What the task requires
Copy out each line that mentions the word "действия".

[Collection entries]
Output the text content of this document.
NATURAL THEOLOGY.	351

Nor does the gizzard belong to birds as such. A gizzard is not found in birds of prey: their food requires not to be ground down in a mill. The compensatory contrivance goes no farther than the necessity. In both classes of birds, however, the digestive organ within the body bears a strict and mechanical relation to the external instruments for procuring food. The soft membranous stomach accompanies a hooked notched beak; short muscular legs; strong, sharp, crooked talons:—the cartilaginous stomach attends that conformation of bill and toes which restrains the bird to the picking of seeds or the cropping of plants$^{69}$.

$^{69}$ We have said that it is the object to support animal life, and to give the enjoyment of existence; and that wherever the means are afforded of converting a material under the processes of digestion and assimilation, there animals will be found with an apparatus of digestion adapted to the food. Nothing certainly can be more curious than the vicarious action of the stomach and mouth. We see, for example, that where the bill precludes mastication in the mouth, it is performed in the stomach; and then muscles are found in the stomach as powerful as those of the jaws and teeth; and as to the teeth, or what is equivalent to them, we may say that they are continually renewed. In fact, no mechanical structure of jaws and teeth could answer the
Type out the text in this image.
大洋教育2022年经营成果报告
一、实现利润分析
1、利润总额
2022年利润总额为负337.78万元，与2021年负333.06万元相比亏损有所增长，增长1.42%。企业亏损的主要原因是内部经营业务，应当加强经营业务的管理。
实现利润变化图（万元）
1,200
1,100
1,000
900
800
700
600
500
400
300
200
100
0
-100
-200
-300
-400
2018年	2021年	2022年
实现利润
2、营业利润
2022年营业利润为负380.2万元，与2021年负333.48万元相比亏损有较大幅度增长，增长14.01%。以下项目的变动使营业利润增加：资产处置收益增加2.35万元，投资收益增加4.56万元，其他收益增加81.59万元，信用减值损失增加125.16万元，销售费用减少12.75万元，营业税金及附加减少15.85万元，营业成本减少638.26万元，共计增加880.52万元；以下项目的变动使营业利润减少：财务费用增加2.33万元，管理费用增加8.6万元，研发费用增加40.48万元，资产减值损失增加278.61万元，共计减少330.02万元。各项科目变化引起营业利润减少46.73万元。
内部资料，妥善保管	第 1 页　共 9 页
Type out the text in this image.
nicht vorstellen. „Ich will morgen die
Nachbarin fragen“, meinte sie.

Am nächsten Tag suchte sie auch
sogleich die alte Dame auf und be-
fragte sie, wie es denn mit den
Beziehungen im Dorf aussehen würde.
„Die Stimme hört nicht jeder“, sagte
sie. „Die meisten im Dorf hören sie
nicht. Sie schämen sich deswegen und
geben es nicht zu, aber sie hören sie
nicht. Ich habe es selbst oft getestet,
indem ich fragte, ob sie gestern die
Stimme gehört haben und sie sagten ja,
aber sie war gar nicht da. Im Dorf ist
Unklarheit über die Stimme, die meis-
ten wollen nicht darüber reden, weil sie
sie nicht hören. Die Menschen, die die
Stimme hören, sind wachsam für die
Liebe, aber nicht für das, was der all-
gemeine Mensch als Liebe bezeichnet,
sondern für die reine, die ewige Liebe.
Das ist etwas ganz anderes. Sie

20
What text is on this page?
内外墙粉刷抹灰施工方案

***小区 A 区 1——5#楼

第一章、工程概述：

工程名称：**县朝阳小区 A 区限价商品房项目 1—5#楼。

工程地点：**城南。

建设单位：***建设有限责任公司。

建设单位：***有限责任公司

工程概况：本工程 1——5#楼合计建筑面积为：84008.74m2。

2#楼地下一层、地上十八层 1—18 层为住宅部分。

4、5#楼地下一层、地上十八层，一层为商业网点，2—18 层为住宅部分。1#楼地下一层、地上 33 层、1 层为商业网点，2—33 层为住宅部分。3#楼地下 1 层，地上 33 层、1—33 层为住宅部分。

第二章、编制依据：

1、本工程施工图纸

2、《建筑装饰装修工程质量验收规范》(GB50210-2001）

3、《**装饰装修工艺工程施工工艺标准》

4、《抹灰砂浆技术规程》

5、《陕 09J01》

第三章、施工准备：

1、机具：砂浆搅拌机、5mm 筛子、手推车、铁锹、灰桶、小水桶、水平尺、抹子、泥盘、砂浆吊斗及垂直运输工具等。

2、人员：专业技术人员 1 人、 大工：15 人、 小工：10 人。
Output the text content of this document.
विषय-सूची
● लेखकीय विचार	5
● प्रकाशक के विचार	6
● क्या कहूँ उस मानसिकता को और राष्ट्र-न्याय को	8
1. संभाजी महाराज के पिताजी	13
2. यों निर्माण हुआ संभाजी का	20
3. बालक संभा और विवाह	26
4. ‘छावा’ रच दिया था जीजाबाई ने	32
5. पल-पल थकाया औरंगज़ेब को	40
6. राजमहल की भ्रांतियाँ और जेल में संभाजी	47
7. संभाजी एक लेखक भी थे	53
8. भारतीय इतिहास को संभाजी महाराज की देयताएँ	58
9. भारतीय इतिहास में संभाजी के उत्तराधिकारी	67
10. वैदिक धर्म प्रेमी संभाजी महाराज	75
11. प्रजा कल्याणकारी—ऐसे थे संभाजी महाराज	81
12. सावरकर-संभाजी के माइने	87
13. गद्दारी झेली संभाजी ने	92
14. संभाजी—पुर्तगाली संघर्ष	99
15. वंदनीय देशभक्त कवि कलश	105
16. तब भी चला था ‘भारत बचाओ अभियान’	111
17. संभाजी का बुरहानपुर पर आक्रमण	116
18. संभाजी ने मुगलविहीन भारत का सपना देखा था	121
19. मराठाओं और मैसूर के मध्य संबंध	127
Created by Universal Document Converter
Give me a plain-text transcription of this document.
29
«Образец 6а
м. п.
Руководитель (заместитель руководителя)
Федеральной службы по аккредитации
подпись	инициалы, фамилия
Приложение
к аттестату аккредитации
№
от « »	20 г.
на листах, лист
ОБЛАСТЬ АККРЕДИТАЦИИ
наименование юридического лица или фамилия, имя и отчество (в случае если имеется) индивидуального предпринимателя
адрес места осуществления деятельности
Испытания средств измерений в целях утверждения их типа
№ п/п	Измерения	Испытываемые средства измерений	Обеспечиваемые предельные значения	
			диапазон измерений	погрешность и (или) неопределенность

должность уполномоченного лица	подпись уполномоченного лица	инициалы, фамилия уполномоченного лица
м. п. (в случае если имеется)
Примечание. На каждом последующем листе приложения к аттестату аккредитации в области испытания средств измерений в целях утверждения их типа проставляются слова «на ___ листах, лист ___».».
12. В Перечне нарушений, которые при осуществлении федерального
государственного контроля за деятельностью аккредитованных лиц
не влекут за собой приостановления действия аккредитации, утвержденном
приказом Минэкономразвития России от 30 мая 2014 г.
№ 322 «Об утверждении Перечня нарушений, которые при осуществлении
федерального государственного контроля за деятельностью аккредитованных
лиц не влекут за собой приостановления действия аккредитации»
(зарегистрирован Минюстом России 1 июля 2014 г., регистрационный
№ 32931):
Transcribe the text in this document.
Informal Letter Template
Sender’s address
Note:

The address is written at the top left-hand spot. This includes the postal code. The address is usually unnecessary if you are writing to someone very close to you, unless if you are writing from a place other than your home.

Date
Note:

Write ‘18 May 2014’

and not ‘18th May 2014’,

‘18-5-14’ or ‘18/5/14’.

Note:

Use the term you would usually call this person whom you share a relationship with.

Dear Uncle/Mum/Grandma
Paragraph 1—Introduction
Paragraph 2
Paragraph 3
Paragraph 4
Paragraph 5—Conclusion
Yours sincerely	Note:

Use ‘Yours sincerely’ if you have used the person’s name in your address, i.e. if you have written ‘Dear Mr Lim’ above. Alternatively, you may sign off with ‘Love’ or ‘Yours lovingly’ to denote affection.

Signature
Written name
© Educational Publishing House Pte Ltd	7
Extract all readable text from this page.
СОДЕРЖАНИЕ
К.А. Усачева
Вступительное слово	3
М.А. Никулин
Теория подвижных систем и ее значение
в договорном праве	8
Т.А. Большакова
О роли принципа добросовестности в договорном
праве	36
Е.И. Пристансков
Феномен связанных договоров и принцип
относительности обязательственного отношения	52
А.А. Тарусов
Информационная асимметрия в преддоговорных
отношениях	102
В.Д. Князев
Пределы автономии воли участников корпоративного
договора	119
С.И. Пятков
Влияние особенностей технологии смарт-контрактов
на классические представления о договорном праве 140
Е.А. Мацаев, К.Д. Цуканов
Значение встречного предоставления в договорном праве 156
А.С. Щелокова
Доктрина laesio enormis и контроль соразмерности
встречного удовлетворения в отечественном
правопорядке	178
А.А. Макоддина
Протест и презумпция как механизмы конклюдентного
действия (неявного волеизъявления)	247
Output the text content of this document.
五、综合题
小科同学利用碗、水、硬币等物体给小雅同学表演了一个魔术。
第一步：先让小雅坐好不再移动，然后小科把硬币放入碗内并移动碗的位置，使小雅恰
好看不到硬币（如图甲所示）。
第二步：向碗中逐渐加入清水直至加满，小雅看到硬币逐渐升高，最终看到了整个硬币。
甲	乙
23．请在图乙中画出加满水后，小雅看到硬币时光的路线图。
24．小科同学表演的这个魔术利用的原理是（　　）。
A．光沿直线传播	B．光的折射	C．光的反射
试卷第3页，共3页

Result of this exercise
не влекут за собой приостановления действия аккредитации, утвержденном
лиц не влекут за собой приостановления действия аккредитации»
действия (неявного волеизъявления)	247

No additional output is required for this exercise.